-------- TRECHO DO TEXTO

O crescimento do PIB é sustentável?

SIM

Vento a favor

ROBERTO PADOVANI

Tem sido difícil ser otimista nestes dias. Petróleo em alta, terrorismo, mercados financeiros mundiais tensos e incertezas políticas parecem gerar impactos inevitáveis sobre o crescimento: produção industrial em queda, renda em lenta recuperação e confiança do consumidor instável. Nesse ambiente, como ser otimista com o crescimento?
A boa notícia é que a economia brasileira já está crescendo. E, ao que tudo indica, essa trajetória deverá ser mantida em 2004. Superadas as incertezas do processo eleitoral em 2002 e seus impactos inflacionários em 2003, o país pode finalmente colher os frutos da normalidade. Ao mostrar que não há espaço para grandes loucuras, a política econômica trouxe de volta horizonte e previsibilidade aos investidores. Reforçou-se a idéia de que as regras do jogo serão mantidas, a despeito das alternâncias democráticas de poder.
Como resultado, os juros básicos puderam ser reduzidos de 26,5% ao ano para 16%. Esse impulso monetário, somado à maior confiança presente entre consumidores e investidores, fez o mercado de crédito se expandir, beneficiando as vendas financiadas. Da mesma forma, o ambiente de maior confiança trouxe os investimentos de volta e, paulatinamente, ajuda a recuperar os níveis de emprego e renda, favorecendo os setores que dependem de vendas à vista.
Os números do primeiro trimestre deste ano, comparados aos do segundo trimestre de 2003, o fundo do poço, confirmam essa história. O volume de crédito registrou expansão próxima a 5%, explicando o crescimento de cerca de 19% tanto do setor de bens duráveis quanto do de bens de capital. A renda já mostra sinais de vida: nos primeiros meses deste ano, os salários vêm ganhando a batalha contra a inflação. Com isso, os setores de bens semiduráveis e não-duráveis de consumo voltam a respirar, ainda que com taxas modestas de crescimento, da ordem de 1%. Em conjunto com o desempenho positivo da agricultura, esses números positivos da indústria explicam o crescimento de 2,7% registrado no primeiro trimestre.
Para romper essa dinâmica, será preciso que a economia seja atingida por um novo choque externo. E petróleo e juros nos EUA são os candidatos do momento. A questão é saber se um forte aumento dos juros ou a continuidade da pressão sobre os preços de petróleo é o cenário mais provável, a ponto de se ter a convicção, desde já, de que o crescimento em 2004 não vingará.

----------------

• INSTRUÇÕES DOS EXERCÍCIOS:
A. Traduza para o inglês esta frase do texto sobre o crescimento do PIB: "A boa notícia é que a economia brasileira já está crescendo."
B. Prolongue o texto sobre o crescimento do PIB a partir da última frase apresentada.
As linhas não têm relação com o texto sobre o crescimento do PIB.

-------- TRECHO DA FONTE

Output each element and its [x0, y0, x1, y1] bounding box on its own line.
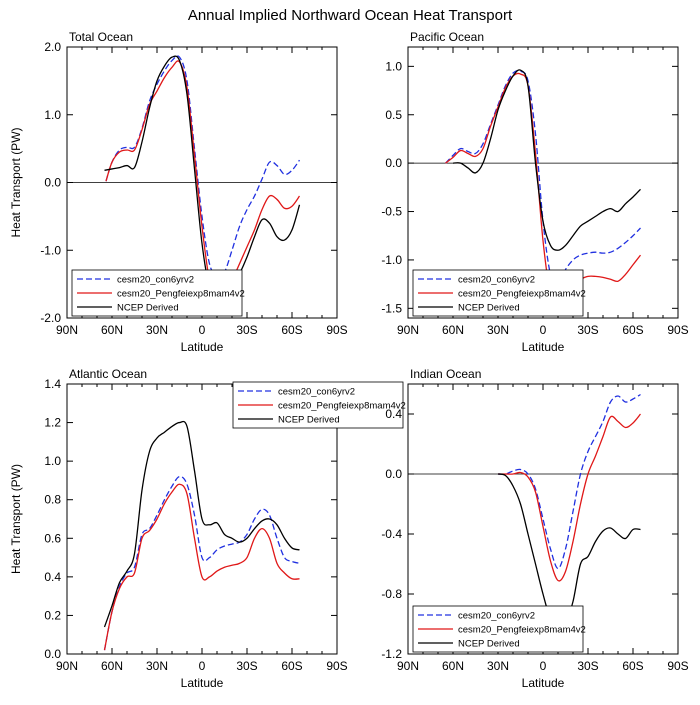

----------------

• RESPOSTAS DOS EXERCÍCIOS:
A. The good news is that the Brazilian economy is already growing.

B.
Até agora, os dados da economia norte-americana não confirmam essa visão. Diferentemente de 1994, quando havia um quadro de pressão inflacionária, ou de 1999, quando o crescimento econômico era robusto o suficiente para ameaçar a estabilidade de preços, o Fed está diante de uma economia no início do ciclo de crescimento e sem pressões inflacionárias significativas. A baixa utilização da capacidade instalada e os níveis recordes de produtividade do trabalho reforçam a tese de que a inflação está apenas atenuando o medo de um processo deflacionário. No caso do petróleo, não fosse o temor gerado pelo terrorismo e o balanço entre oferta e demanda, daria tranqüilidade aos preços, com a oferta estimada superando com folga a maior demanda gerada pelo aquecimento econômico mundial.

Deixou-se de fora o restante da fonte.